>> Start Materials provided
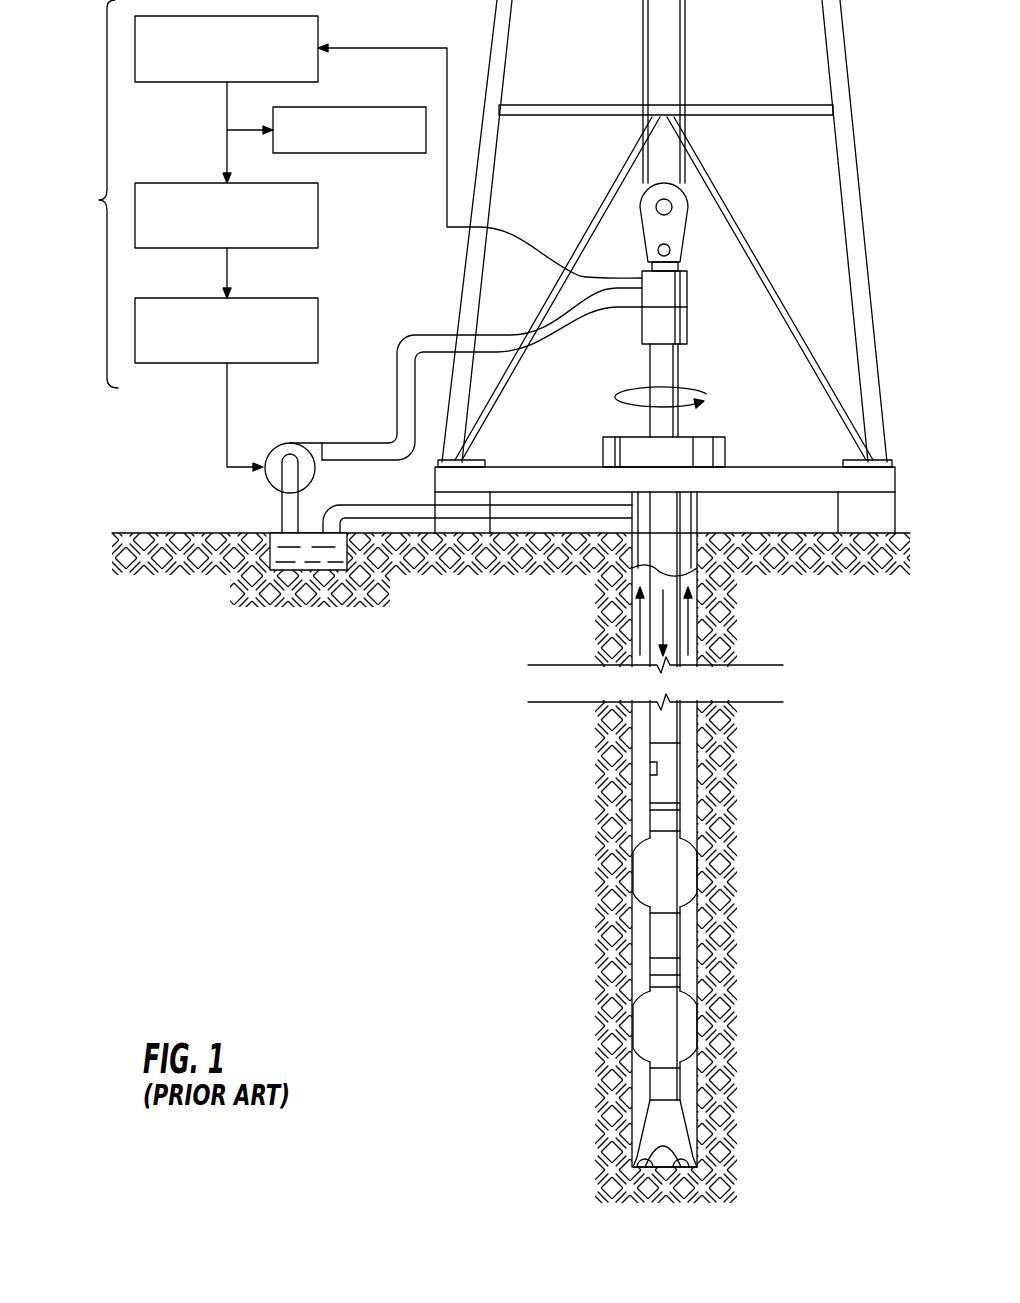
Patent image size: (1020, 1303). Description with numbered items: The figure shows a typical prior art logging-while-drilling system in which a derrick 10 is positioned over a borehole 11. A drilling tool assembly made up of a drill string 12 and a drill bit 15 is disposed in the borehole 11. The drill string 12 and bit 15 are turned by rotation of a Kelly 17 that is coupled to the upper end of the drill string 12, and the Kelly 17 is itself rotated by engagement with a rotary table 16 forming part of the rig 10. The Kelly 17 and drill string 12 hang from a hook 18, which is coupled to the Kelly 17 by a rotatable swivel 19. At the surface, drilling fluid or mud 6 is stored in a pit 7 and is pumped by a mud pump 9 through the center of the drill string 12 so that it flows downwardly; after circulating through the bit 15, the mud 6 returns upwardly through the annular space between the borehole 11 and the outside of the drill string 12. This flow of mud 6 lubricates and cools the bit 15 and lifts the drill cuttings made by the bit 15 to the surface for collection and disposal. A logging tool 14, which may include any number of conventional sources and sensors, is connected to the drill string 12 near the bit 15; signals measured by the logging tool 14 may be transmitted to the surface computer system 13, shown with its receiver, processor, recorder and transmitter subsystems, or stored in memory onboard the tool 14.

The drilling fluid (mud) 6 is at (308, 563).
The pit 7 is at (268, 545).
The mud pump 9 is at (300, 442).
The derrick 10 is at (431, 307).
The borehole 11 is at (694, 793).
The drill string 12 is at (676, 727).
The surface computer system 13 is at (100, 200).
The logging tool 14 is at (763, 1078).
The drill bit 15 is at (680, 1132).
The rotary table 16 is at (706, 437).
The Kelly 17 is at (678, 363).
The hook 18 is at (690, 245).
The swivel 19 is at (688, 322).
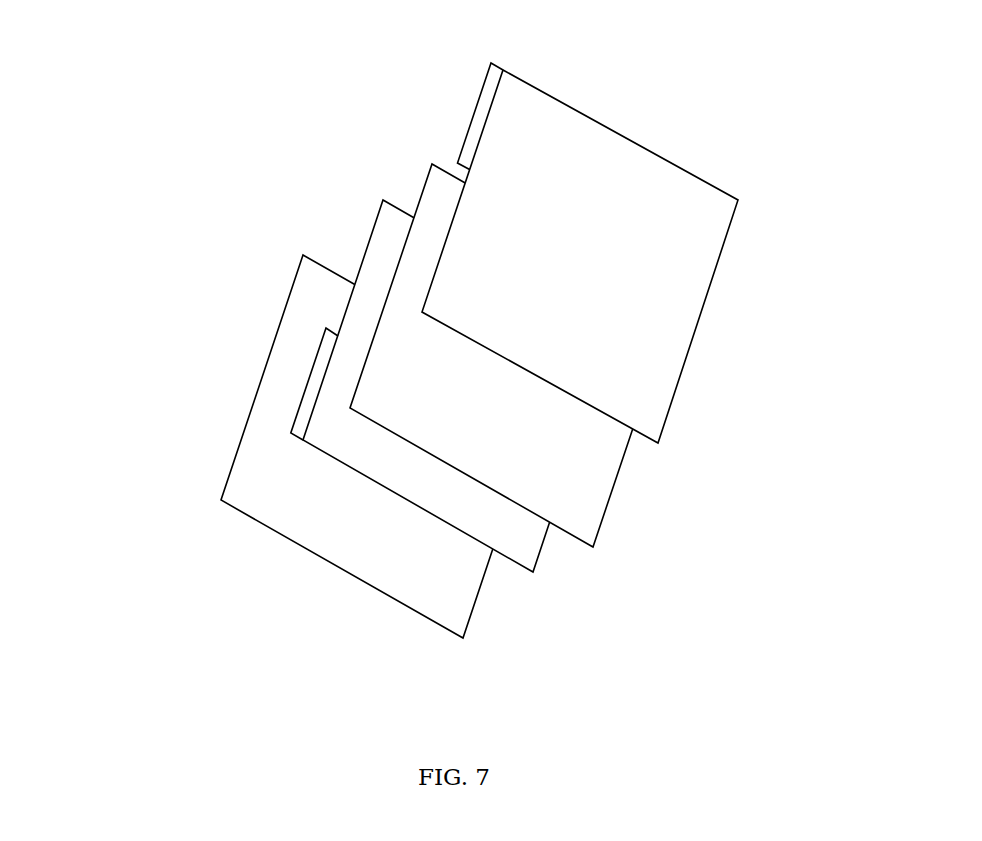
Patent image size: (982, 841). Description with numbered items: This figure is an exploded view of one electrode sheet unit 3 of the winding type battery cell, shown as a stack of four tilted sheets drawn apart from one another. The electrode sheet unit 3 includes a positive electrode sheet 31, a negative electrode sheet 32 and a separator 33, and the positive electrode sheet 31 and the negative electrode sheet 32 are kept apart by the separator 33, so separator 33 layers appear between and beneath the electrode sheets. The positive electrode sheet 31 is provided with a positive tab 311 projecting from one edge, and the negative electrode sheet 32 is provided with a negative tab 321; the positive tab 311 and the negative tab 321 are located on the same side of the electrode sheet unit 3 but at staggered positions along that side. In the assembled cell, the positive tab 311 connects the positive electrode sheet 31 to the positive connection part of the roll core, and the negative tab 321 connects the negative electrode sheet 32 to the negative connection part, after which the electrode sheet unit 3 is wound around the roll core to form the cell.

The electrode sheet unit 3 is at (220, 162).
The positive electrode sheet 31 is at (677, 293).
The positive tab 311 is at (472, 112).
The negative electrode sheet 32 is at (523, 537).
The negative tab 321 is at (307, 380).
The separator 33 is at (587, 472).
>> End Materials provided
* _What this task involves_: Convert every line of the items above into a Markdown table with two columns, Row and Item line, giving each line its own numbered row and skipping blank lines. Leave the pictures out of the answer.

* _Solution to this exercise_:
| Row | Item line |
|---|---|
| 1 | Patent image size: (1020, 1303). Description with numbered items: The figure shows a typical prior art logging-while-drilling system in which a derrick 10 is positioned over a borehole 11. A drilling tool assembly made up of a drill string 12 and a drill bit 15 is disposed in the borehole 11. The drill string 12 and bit 15 are turned by rotation of a Kelly 17 that is coupled to the upper end of the drill string 12, and the Kelly 17 is itself rotated by engagement with a rotary table 16 forming part of the rig 10. The Kelly 17 and drill string 12 hang from a hook 18, which is coupled to the Kelly 17 by a rotatable swivel 19. At the surface, drilling fluid or mud 6 is stored in a pit 7 and is pumped by a mud pump 9 through the center of the drill string 12 so that it flows downwardly; after circulating through the bit 15, the mud 6 returns upwardly through the annular space between the borehole 11 and the outside of the drill string 12. This flow of mud 6 lubricates and cools the bit 15 and lifts the drill cuttings made by the bit 15 to the surface for collection and disposal. A logging tool 14, which may include any number of conventional sources and sensors, is connected to the drill string 12 near the bit 15; signals measured by the logging tool 14 may be transmitted to the surface computer system 13, shown with its receiver, processor, recorder and transmitter subsystems, or stored in memory onboard the tool 14. |
| 2 | The drilling fluid (mud) 6 is at (308, 563). |
| 3 | The pit 7 is at (268, 545). |
| 4 | The mud pump 9 is at (300, 442). |
| 5 | The derrick 10 is at (431, 307). |
| 6 | The borehole 11 is at (694, 793). |
| 7 | The drill string 12 is at (676, 727). |
| 8 | The surface computer system 13 is at (100, 200). |
| 9 | The logging tool 14 is at (763, 1078). |
| 10 | The drill bit 15 is at (680, 1132). |
| 11 | The rotary table 16 is at (706, 437). |
| 12 | The Kelly 17 is at (678, 363). |
| 13 | The hook 18 is at (690, 245). |
| 14 | The swivel 19 is at (688, 322). |
| 15 | Patent image size: (982, 841). Description with numbered items: This figure is an exploded view of one electrode sheet unit 3 of the winding type battery cell, shown as a stack of four tilted sheets drawn apart from one another. The electrode sheet unit 3 includes a positive electrode sheet 31, a negative electrode sheet 32 and a separator 33, and the positive electrode sheet 31 and the negative electrode sheet 32 are kept apart by the separator 33, so separator 33 layers appear between and beneath the electrode sheets. The positive electrode sheet 31 is provided with a positive tab 311 projecting from one edge, and the negative electrode sheet 32 is provided with a negative tab 321; the positive tab 311 and the negative tab 321 are located on the same side of the electrode sheet unit 3 but at staggered positions along that side. In the assembled cell, the positive tab 311 connects the positive electrode sheet 31 to the positive connection part of the roll core, and the negative tab 321 connects the negative electrode sheet 32 to the negative connection part, after which the electrode sheet unit 3 is wound around the roll core to form the cell. |
| 16 | The electrode sheet unit 3 is at (220, 162). |
| 17 | The positive electrode sheet 31 is at (677, 293). |
| 18 | The positive tab 311 is at (472, 112). |
| 19 | The negative electrode sheet 32 is at (523, 537). |
| 20 | The negative tab 321 is at (307, 380). |
| 21 | The separator 33 is at (587, 472). |